*What is needed*
Omit every image, and transcribe the remaining entries exactly as given.

*Structured figure records*
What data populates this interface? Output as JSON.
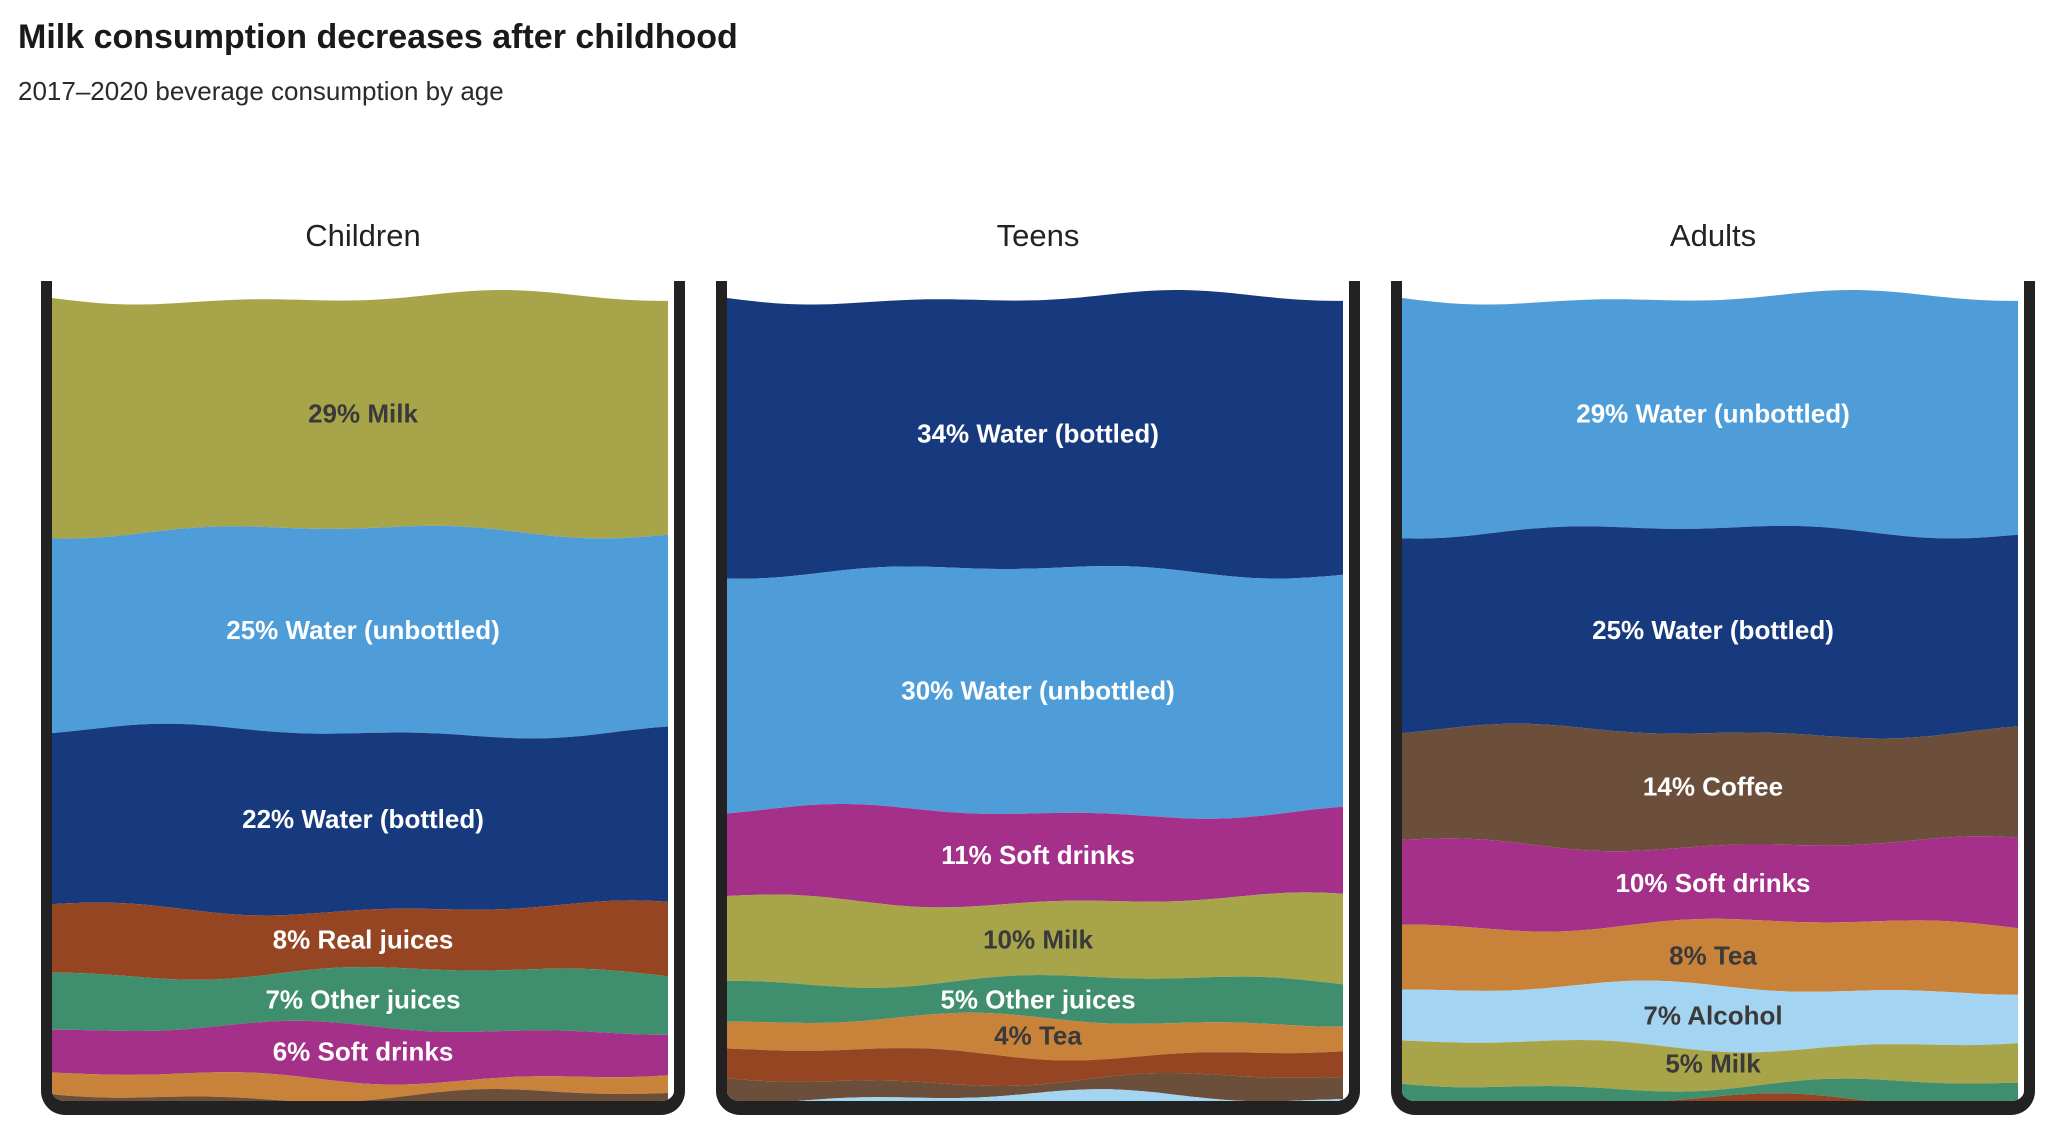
{
  "title": "Milk consumption decreases after childhood",
  "subtitle": "2017–2020 beverage consumption by age",
  "chart_data": {
    "type": "stacked-bar",
    "title": "Milk consumption decreases after childhood",
    "subtitle": "2017–2020 beverage consumption by age",
    "unit": "%",
    "groups": [
      {
        "name": "Children",
        "segments": [
          {
            "label": "29% Milk",
            "value": 29,
            "color": "#a7a449",
            "dark": true
          },
          {
            "label": "25% Water (unbottled)",
            "value": 25,
            "color": "#4f9dd8"
          },
          {
            "label": "22% Water (bottled)",
            "value": 22,
            "color": "#173a7e"
          },
          {
            "label": "8% Real juices",
            "value": 8,
            "color": "#964522"
          },
          {
            "label": "7% Other juices",
            "value": 7,
            "color": "#3f8f6e"
          },
          {
            "label": "6% Soft drinks",
            "value": 6,
            "color": "#a5308a"
          },
          {
            "label": "",
            "value": 2.3,
            "color": "#c8823a"
          },
          {
            "label": "",
            "value": 0.7,
            "color": "#6b4f3a"
          }
        ]
      },
      {
        "name": "Teens",
        "segments": [
          {
            "label": "34% Water (bottled)",
            "value": 34,
            "color": "#173a7e"
          },
          {
            "label": "30% Water (unbottled)",
            "value": 30,
            "color": "#4f9dd8"
          },
          {
            "label": "11% Soft drinks",
            "value": 11,
            "color": "#a5308a"
          },
          {
            "label": "10% Milk",
            "value": 10,
            "color": "#a7a449",
            "dark": true
          },
          {
            "label": "5% Other juices",
            "value": 5,
            "color": "#3f8f6e"
          },
          {
            "label": "4% Tea",
            "value": 4,
            "color": "#c8823a",
            "dark": true
          },
          {
            "label": "",
            "value": 3.3,
            "color": "#964522"
          },
          {
            "label": "",
            "value": 2.2,
            "color": "#6b4f3a"
          },
          {
            "label": "",
            "value": 0.5,
            "color": "#a3d5f2"
          }
        ]
      },
      {
        "name": "Adults",
        "segments": [
          {
            "label": "29% Water (unbottled)",
            "value": 29,
            "color": "#4f9dd8"
          },
          {
            "label": "25% Water (bottled)",
            "value": 25,
            "color": "#173a7e"
          },
          {
            "label": "14% Coffee",
            "value": 14,
            "color": "#6b4f3a"
          },
          {
            "label": "10% Soft drinks",
            "value": 10,
            "color": "#a5308a"
          },
          {
            "label": "8% Tea",
            "value": 8,
            "color": "#c8823a",
            "dark": true
          },
          {
            "label": "7% Alcohol",
            "value": 7,
            "color": "#a3d5f2",
            "dark": true
          },
          {
            "label": "5% Milk",
            "value": 5,
            "color": "#a7a449",
            "dark": true
          },
          {
            "label": "",
            "value": 2,
            "color": "#3f8f6e"
          },
          {
            "label": "",
            "value": 1.7,
            "color": "#964522"
          },
          {
            "label": "",
            "value": 0.3,
            "color": "#6b6b6b"
          }
        ]
      }
    ]
  }
}
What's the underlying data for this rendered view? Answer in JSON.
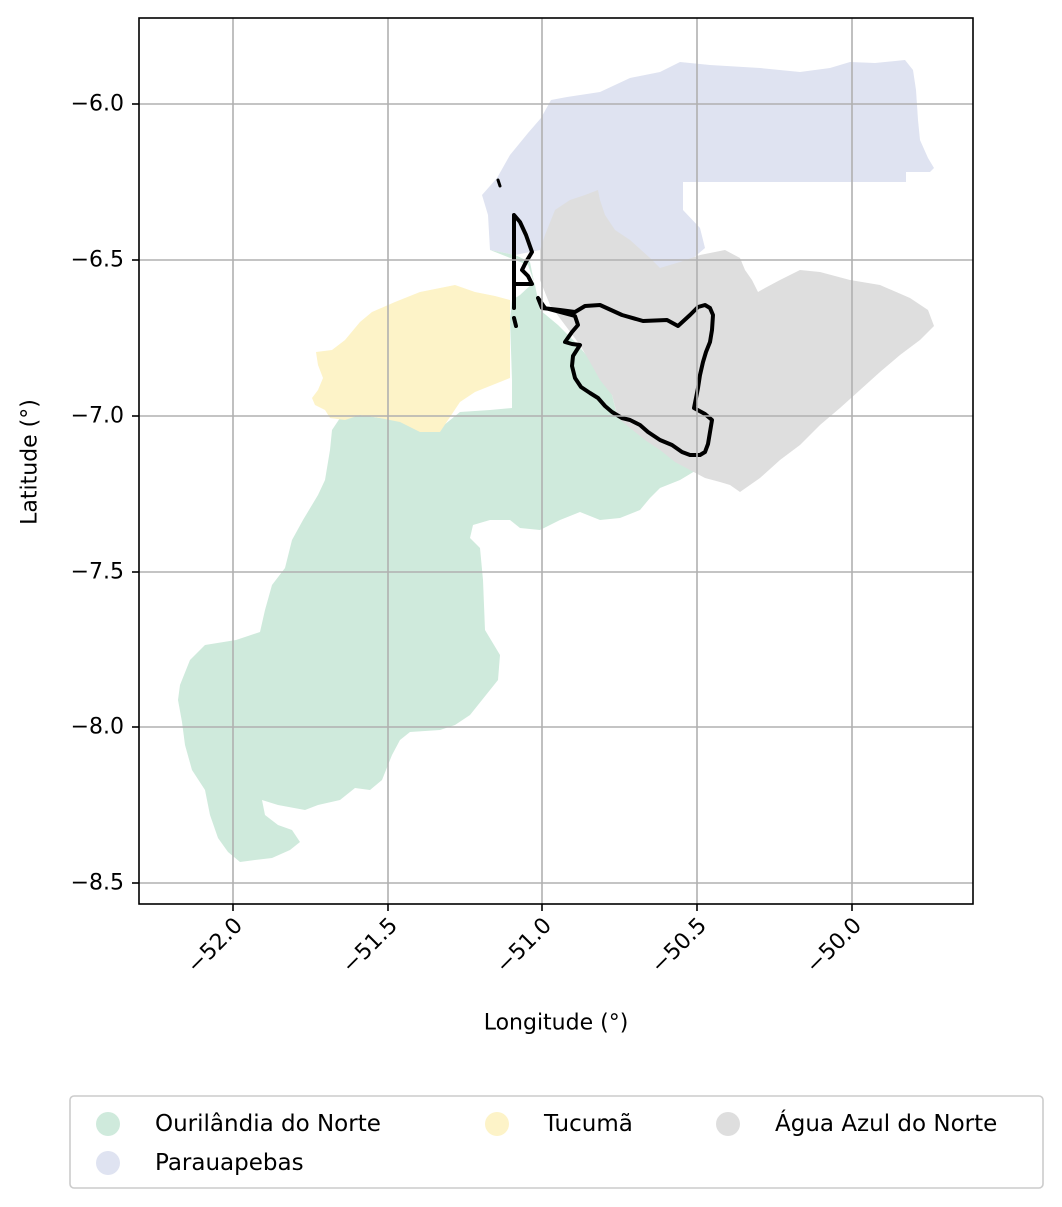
{
  "chart_data": {
    "type": "map",
    "xlabel": "Longitude (°)",
    "ylabel": "Latitude (°)",
    "xlim": [
      -52.3,
      -49.6
    ],
    "ylim": [
      -8.57,
      -5.72
    ],
    "xticks": [
      "−52.0",
      "−51.5",
      "−51.0",
      "−50.5",
      "−50.0"
    ],
    "yticks": [
      "−6.0",
      "−6.5",
      "−7.0",
      "−7.5",
      "−8.0",
      "−8.5"
    ],
    "xtick_values": [
      -52.0,
      -51.5,
      -51.0,
      -50.5,
      -50.0
    ],
    "ytick_values": [
      -6.0,
      -6.5,
      -7.0,
      -7.5,
      -8.0,
      -8.5
    ],
    "grid": true,
    "legend_placement": "below plot, 3 columns",
    "regions": [
      {
        "name": "Ourilândia do Norte",
        "color": "#cfeadc"
      },
      {
        "name": "Parauapebas",
        "color": "#dfe3f1"
      },
      {
        "name": "Tucumã",
        "color": "#fdf3c8"
      },
      {
        "name": "Água Azul do Norte",
        "color": "#dedede"
      }
    ],
    "outline": {
      "color": "#000000"
    }
  }
}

*Response to the task*
What data populates this interface? Output as JSON.
{
  "title": "Milk consumption decreases after childhood",
  "subtitle": "2017–2020 beverage consumption by age",
  "chart_data": {
    "type": "stacked-bar",
    "title": "Milk consumption decreases after childhood",
    "subtitle": "2017–2020 beverage consumption by age",
    "unit": "%",
    "groups": [
      {
        "name": "Children",
        "segments": [
          {
            "label": "29% Milk",
            "value": 29,
            "color": "#a7a449",
            "dark": true
          },
          {
            "label": "25% Water (unbottled)",
            "value": 25,
            "color": "#4f9dd8"
          },
          {
            "label": "22% Water (bottled)",
            "value": 22,
            "color": "#173a7e"
          },
          {
            "label": "8% Real juices",
            "value": 8,
            "color": "#964522"
          },
          {
            "label": "7% Other juices",
            "value": 7,
            "color": "#3f8f6e"
          },
          {
            "label": "6% Soft drinks",
            "value": 6,
            "color": "#a5308a"
          },
          {
            "label": "",
            "value": 2.3,
            "color": "#c8823a"
          },
          {
            "label": "",
            "value": 0.7,
            "color": "#6b4f3a"
          }
        ]
      },
      {
        "name": "Teens",
        "segments": [
          {
            "label": "34% Water (bottled)",
            "value": 34,
            "color": "#173a7e"
          },
          {
            "label": "30% Water (unbottled)",
            "value": 30,
            "color": "#4f9dd8"
          },
          {
            "label": "11% Soft drinks",
            "value": 11,
            "color": "#a5308a"
          },
          {
            "label": "10% Milk",
            "value": 10,
            "color": "#a7a449",
            "dark": true
          },
          {
            "label": "5% Other juices",
            "value": 5,
            "color": "#3f8f6e"
          },
          {
            "label": "4% Tea",
            "value": 4,
            "color": "#c8823a",
            "dark": true
          },
          {
            "label": "",
            "value": 3.3,
            "color": "#964522"
          },
          {
            "label": "",
            "value": 2.2,
            "color": "#6b4f3a"
          },
          {
            "label": "",
            "value": 0.5,
            "color": "#a3d5f2"
          }
        ]
      },
      {
        "name": "Adults",
        "segments": [
          {
            "label": "29% Water (unbottled)",
            "value": 29,
            "color": "#4f9dd8"
          },
          {
            "label": "25% Water (bottled)",
            "value": 25,
            "color": "#173a7e"
          },
          {
            "label": "14% Coffee",
            "value": 14,
            "color": "#6b4f3a"
          },
          {
            "label": "10% Soft drinks",
            "value": 10,
            "color": "#a5308a"
          },
          {
            "label": "8% Tea",
            "value": 8,
            "color": "#c8823a",
            "dark": true
          },
          {
            "label": "7% Alcohol",
            "value": 7,
            "color": "#a3d5f2",
            "dark": true
          },
          {
            "label": "5% Milk",
            "value": 5,
            "color": "#a7a449",
            "dark": true
          },
          {
            "label": "",
            "value": 2,
            "color": "#3f8f6e"
          },
          {
            "label": "",
            "value": 1.7,
            "color": "#964522"
          },
          {
            "label": "",
            "value": 0.3,
            "color": "#6b6b6b"
          }
        ]
      }
    ]
  }
}
What's the underlying data for this rendered view? Answer in JSON.
{
  "chart_data": {
    "type": "map",
    "xlabel": "Longitude (°)",
    "ylabel": "Latitude (°)",
    "xlim": [
      -52.3,
      -49.6
    ],
    "ylim": [
      -8.57,
      -5.72
    ],
    "xticks": [
      "−52.0",
      "−51.5",
      "−51.0",
      "−50.5",
      "−50.0"
    ],
    "yticks": [
      "−6.0",
      "−6.5",
      "−7.0",
      "−7.5",
      "−8.0",
      "−8.5"
    ],
    "xtick_values": [
      -52.0,
      -51.5,
      -51.0,
      -50.5,
      -50.0
    ],
    "ytick_values": [
      -6.0,
      -6.5,
      -7.0,
      -7.5,
      -8.0,
      -8.5
    ],
    "grid": true,
    "legend_placement": "below plot, 3 columns",
    "regions": [
      {
        "name": "Ourilândia do Norte",
        "color": "#cfeadc"
      },
      {
        "name": "Parauapebas",
        "color": "#dfe3f1"
      },
      {
        "name": "Tucumã",
        "color": "#fdf3c8"
      },
      {
        "name": "Água Azul do Norte",
        "color": "#dedede"
      }
    ],
    "outline": {
      "color": "#000000"
    }
  }
}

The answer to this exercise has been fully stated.